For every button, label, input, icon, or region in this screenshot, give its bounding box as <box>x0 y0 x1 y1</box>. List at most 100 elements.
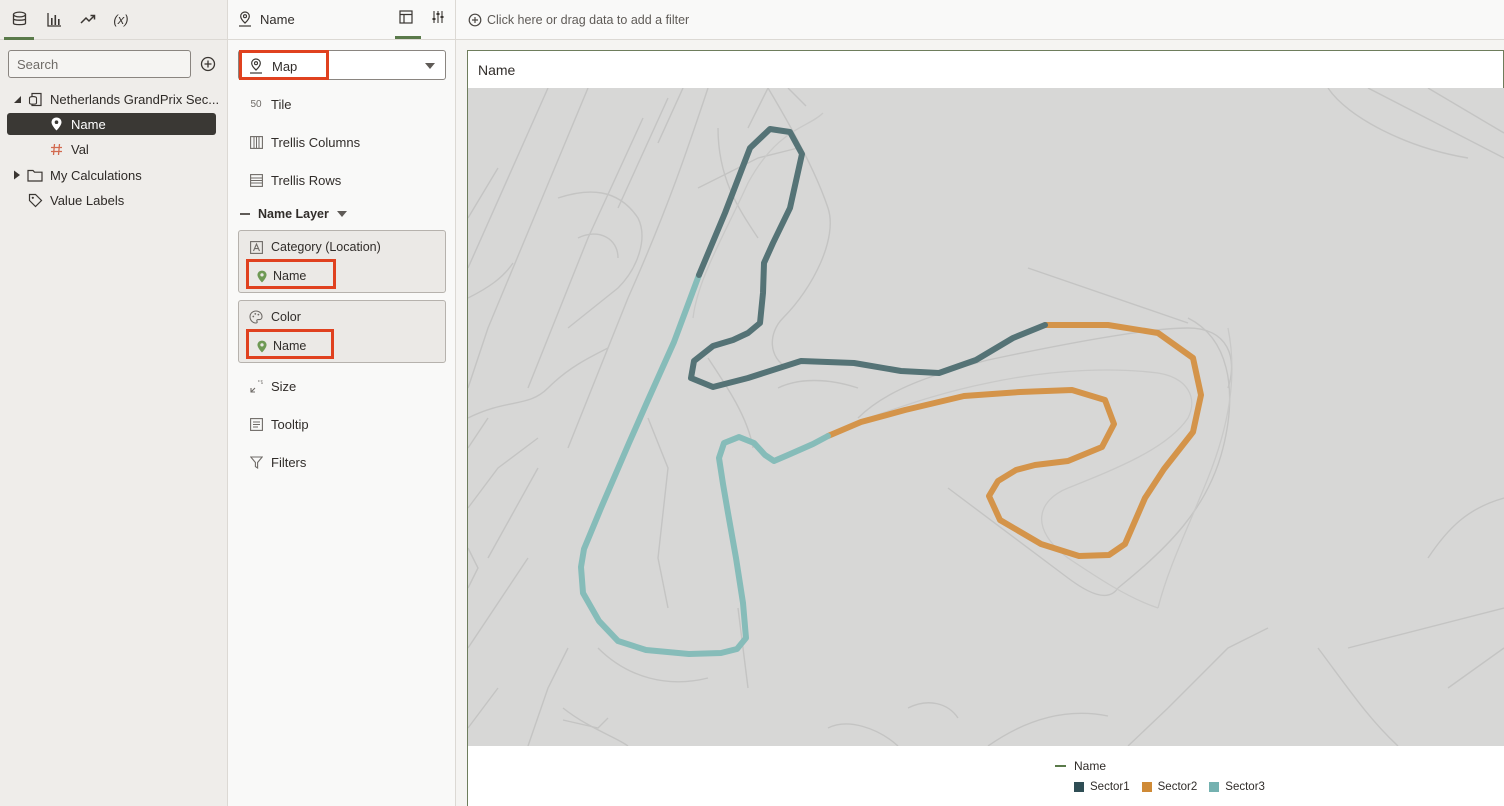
legend-item-label: Sector1 <box>1090 781 1130 793</box>
visualizations-tab[interactable] <box>41 6 67 32</box>
size-icon <box>249 379 263 393</box>
tile-icon: 50 <box>250 98 262 110</box>
grammar-title: Name <box>260 12 295 27</box>
dataset-label: Netherlands GrandPrix Sec... <box>50 91 220 107</box>
map-svg[interactable] <box>468 88 1504 746</box>
text-category-icon <box>249 240 263 254</box>
grammar-panel: Name Map 50 Tile Trellis Columns Trellis… <box>228 0 456 806</box>
trellis-rows-drop-target[interactable]: Trellis Rows <box>249 169 341 191</box>
legend-item-sector1[interactable]: Sector1 <box>1074 781 1130 793</box>
layer-header[interactable]: Name Layer <box>240 207 347 221</box>
category-header: Category (Location) <box>249 240 381 254</box>
viz-type-dropdown[interactable]: Map <box>238 50 446 80</box>
grammar-tab[interactable] <box>395 10 421 39</box>
my-calculations-label: My Calculations <box>50 167 142 183</box>
legend-items: Sector1 Sector2 Sector3 <box>1074 781 1277 793</box>
trellis-columns-label: Trellis Columns <box>271 134 361 150</box>
legend-item-label: Sector3 <box>1225 781 1265 793</box>
filter-bar-text: Click here or drag data to add a filter <box>487 13 690 27</box>
legend-item-sector3[interactable]: Sector3 <box>1209 781 1265 793</box>
database-icon <box>12 11 26 26</box>
calculation-tab[interactable]: (x) <box>108 6 134 32</box>
field-val[interactable]: Val <box>47 138 89 160</box>
viz-title: Name <box>478 62 516 78</box>
trellis-rows-label: Trellis Rows <box>271 172 342 188</box>
location-pin-icon <box>257 270 267 282</box>
chevron-down-icon <box>425 63 435 69</box>
legend: Name Sector1 Sector2 Sector3 <box>468 746 1504 806</box>
bar-chart-icon <box>46 12 61 27</box>
size-drop-target[interactable]: Size <box>249 375 296 397</box>
color-header: Color <box>249 310 301 324</box>
grammar-header: Name <box>228 0 456 40</box>
legend-title: Name <box>1055 759 1106 773</box>
filters-drop-target[interactable]: Filters <box>249 451 306 473</box>
palette-icon <box>249 310 263 324</box>
category-label: Category (Location) <box>271 240 381 254</box>
track-sector-2[interactable] <box>825 322 1204 559</box>
color-label: Color <box>271 310 301 324</box>
legend-swatch <box>1209 782 1220 792</box>
field-label: Name <box>71 116 106 132</box>
properties-tab[interactable] <box>431 10 449 28</box>
color-name-pill[interactable]: Name <box>249 335 306 357</box>
legend-item-label: Sector2 <box>1157 781 1198 793</box>
track-sector-3[interactable] <box>578 272 831 657</box>
layer-title: Name Layer <box>258 207 329 221</box>
location-pin-icon <box>257 340 267 352</box>
tag-icon <box>26 191 44 209</box>
location-pin-icon <box>47 115 65 133</box>
tile-drop-target[interactable]: 50 Tile <box>249 93 291 115</box>
measure-hash-icon <box>47 140 65 158</box>
dataset-icon <box>26 90 44 108</box>
sliders-icon <box>432 11 444 23</box>
background-roads <box>468 88 1504 746</box>
map-canvas[interactable] <box>468 88 1504 746</box>
analytics-tab[interactable] <box>75 6 101 32</box>
legend-dash-icon <box>1055 765 1066 767</box>
filters-label: Filters <box>271 454 307 470</box>
rows-icon <box>249 173 263 187</box>
filter-bar[interactable]: Click here or drag data to add a filter <box>456 0 1504 40</box>
trend-line-icon <box>80 14 96 24</box>
search-placeholder: Search <box>17 57 59 72</box>
data-tab[interactable] <box>4 6 34 40</box>
circuit-track[interactable] <box>578 126 1204 657</box>
add-data-button[interactable] <box>200 56 216 72</box>
track-sector-1[interactable] <box>688 126 1048 390</box>
tooltip-label: Tooltip <box>271 416 309 432</box>
trellis-columns-drop-target[interactable]: Trellis Columns <box>249 131 360 153</box>
calculation-icon: (x) <box>113 11 129 27</box>
tooltip-icon <box>249 417 263 431</box>
color-drop-target[interactable]: Color Name <box>238 300 446 363</box>
map-visualization[interactable]: Name Name Sector1 Sector2 Sector3 <box>467 50 1504 806</box>
legend-swatch <box>1141 782 1152 792</box>
field-name[interactable]: Name <box>7 113 216 135</box>
caret-down-icon[interactable] <box>336 211 347 217</box>
expand-caret-icon[interactable] <box>10 168 24 182</box>
value-labels-label: Value Labels <box>50 192 125 208</box>
grammar-layout-icon <box>399 10 413 24</box>
size-label: Size <box>271 378 297 394</box>
data-panel: (x) Search Netherlands GrandPrix Sec... <box>0 0 228 806</box>
map-pin-icon <box>239 11 251 27</box>
collapse-caret-icon[interactable] <box>10 92 24 106</box>
tile-label: Tile <box>271 96 292 112</box>
value-labels-node[interactable]: Value Labels <box>26 189 124 211</box>
legend-item-sector2[interactable]: Sector2 <box>1141 781 1198 793</box>
track-outline <box>692 112 1233 609</box>
dataset-node[interactable]: Netherlands GrandPrix Sec... <box>10 88 219 110</box>
map-pin-icon <box>250 58 262 74</box>
category-name-pill[interactable]: Name <box>249 265 306 287</box>
columns-icon <box>249 135 263 149</box>
my-calculations-node[interactable]: My Calculations <box>10 164 142 186</box>
tooltip-drop-target[interactable]: Tooltip <box>249 413 309 435</box>
filter-funnel-icon <box>249 455 263 469</box>
search-input[interactable]: Search <box>8 50 191 78</box>
category-location-drop-target[interactable]: Category (Location) Name <box>238 230 446 293</box>
viz-type-label: Map <box>272 59 298 74</box>
layer-dash-icon <box>240 213 250 215</box>
pill-label: Name <box>273 269 307 283</box>
legend-title-label: Name <box>1074 759 1107 773</box>
folder-icon <box>26 166 44 184</box>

Work to complete:
Reproduce the data above with every "Netherlands" swapped for "Belgium" and nothing else changed. Leave out the pictures.

Answer:
For every button, label, input, icon, or region in this screenshot, give its bounding box as <box>x0 y0 x1 y1</box>. List at most 100 elements.
legend-item-label: Sector1 <box>1090 781 1130 793</box>
visualizations-tab[interactable] <box>41 6 67 32</box>
size-icon <box>249 379 263 393</box>
tile-icon: 50 <box>250 98 262 110</box>
grammar-title: Name <box>260 12 295 27</box>
dataset-label: Belgium GrandPrix Sec... <box>50 91 220 107</box>
map-svg[interactable] <box>468 88 1504 746</box>
text-category-icon <box>249 240 263 254</box>
grammar-panel: Name Map 50 Tile Trellis Columns Trellis… <box>228 0 456 806</box>
trellis-rows-drop-target[interactable]: Trellis Rows <box>249 169 341 191</box>
legend-item-sector1[interactable]: Sector1 <box>1074 781 1130 793</box>
layer-header[interactable]: Name Layer <box>240 207 347 221</box>
category-header: Category (Location) <box>249 240 381 254</box>
viz-type-dropdown[interactable]: Map <box>238 50 446 80</box>
grammar-tab[interactable] <box>395 10 421 39</box>
my-calculations-label: My Calculations <box>50 167 142 183</box>
legend-items: Sector1 Sector2 Sector3 <box>1074 781 1277 793</box>
trellis-columns-label: Trellis Columns <box>271 134 361 150</box>
legend-item-label: Sector3 <box>1225 781 1265 793</box>
filter-bar-text: Click here or drag data to add a filter <box>487 13 690 27</box>
legend-item-sector3[interactable]: Sector3 <box>1209 781 1265 793</box>
database-icon <box>12 11 26 26</box>
calculation-tab[interactable]: (x) <box>108 6 134 32</box>
field-val[interactable]: Val <box>47 138 89 160</box>
viz-title: Name <box>478 62 516 78</box>
trellis-rows-label: Trellis Rows <box>271 172 342 188</box>
location-pin-icon <box>257 270 267 282</box>
chevron-down-icon <box>425 63 435 69</box>
legend: Name Sector1 Sector2 Sector3 <box>468 746 1504 806</box>
bar-chart-icon <box>46 12 61 27</box>
size-drop-target[interactable]: Size <box>249 375 296 397</box>
color-header: Color <box>249 310 301 324</box>
grammar-header: Name <box>228 0 456 40</box>
legend-title: Name <box>1055 759 1106 773</box>
filters-drop-target[interactable]: Filters <box>249 451 306 473</box>
palette-icon <box>249 310 263 324</box>
category-label: Category (Location) <box>271 240 381 254</box>
track-sector-2[interactable] <box>825 322 1204 559</box>
color-label: Color <box>271 310 301 324</box>
legend-swatch <box>1209 782 1220 792</box>
field-label: Name <box>71 116 106 132</box>
properties-tab[interactable] <box>431 10 449 28</box>
color-name-pill[interactable]: Name <box>249 335 306 357</box>
legend-item-label: Sector2 <box>1157 781 1198 793</box>
track-sector-3[interactable] <box>578 272 831 657</box>
layer-title: Name Layer <box>258 207 329 221</box>
location-pin-icon <box>257 340 267 352</box>
tag-icon <box>26 191 44 209</box>
location-pin-icon <box>47 115 65 133</box>
tile-drop-target[interactable]: 50 Tile <box>249 93 291 115</box>
measure-hash-icon <box>47 140 65 158</box>
dataset-icon <box>26 90 44 108</box>
sliders-icon <box>432 11 444 23</box>
background-roads <box>468 88 1504 746</box>
map-canvas[interactable] <box>468 88 1504 746</box>
analytics-tab[interactable] <box>75 6 101 32</box>
legend-dash-icon <box>1055 765 1066 767</box>
filters-label: Filters <box>271 454 307 470</box>
rows-icon <box>249 173 263 187</box>
filter-bar[interactable]: Click here or drag data to add a filter <box>456 0 1504 40</box>
trend-line-icon <box>80 14 96 24</box>
search-placeholder: Search <box>17 57 59 72</box>
data-tab[interactable] <box>4 6 34 40</box>
circuit-track[interactable] <box>578 126 1204 657</box>
add-data-button[interactable] <box>200 56 216 72</box>
track-sector-1[interactable] <box>688 126 1048 390</box>
tooltip-label: Tooltip <box>271 416 309 432</box>
trellis-columns-drop-target[interactable]: Trellis Columns <box>249 131 360 153</box>
calculation-icon: (x) <box>113 11 129 27</box>
tooltip-icon <box>249 417 263 431</box>
color-drop-target[interactable]: Color Name <box>238 300 446 363</box>
map-visualization[interactable]: Name Name Sector1 Sector2 Sector3 <box>467 50 1504 806</box>
legend-swatch <box>1141 782 1152 792</box>
field-name[interactable]: Name <box>7 113 216 135</box>
caret-down-icon[interactable] <box>336 211 347 217</box>
expand-caret-icon[interactable] <box>10 168 24 182</box>
value-labels-label: Value Labels <box>50 192 125 208</box>
grammar-layout-icon <box>399 10 413 24</box>
size-label: Size <box>271 378 297 394</box>
data-panel: (x) Search Belgium GrandPrix Sec... <box>0 0 228 806</box>
map-pin-icon <box>239 11 251 27</box>
collapse-caret-icon[interactable] <box>10 92 24 106</box>
tile-label: Tile <box>271 96 292 112</box>
value-labels-node[interactable]: Value Labels <box>26 189 124 211</box>
legend-item-sector2[interactable]: Sector2 <box>1141 781 1198 793</box>
track-outline <box>692 112 1233 609</box>
dataset-node[interactable]: Belgium GrandPrix Sec... <box>10 88 219 110</box>
map-pin-icon <box>250 58 262 74</box>
category-name-pill[interactable]: Name <box>249 265 306 287</box>
columns-icon <box>249 135 263 149</box>
my-calculations-node[interactable]: My Calculations <box>10 164 142 186</box>
tooltip-drop-target[interactable]: Tooltip <box>249 413 309 435</box>
filter-funnel-icon <box>249 455 263 469</box>
search-input[interactable]: Search <box>8 50 191 78</box>
category-location-drop-target[interactable]: Category (Location) Name <box>238 230 446 293</box>
viz-type-label: Map <box>272 59 298 74</box>
layer-dash-icon <box>240 213 250 215</box>
pill-label: Name <box>273 269 307 283</box>
legend-title-label: Name <box>1074 759 1107 773</box>
folder-icon <box>26 166 44 184</box>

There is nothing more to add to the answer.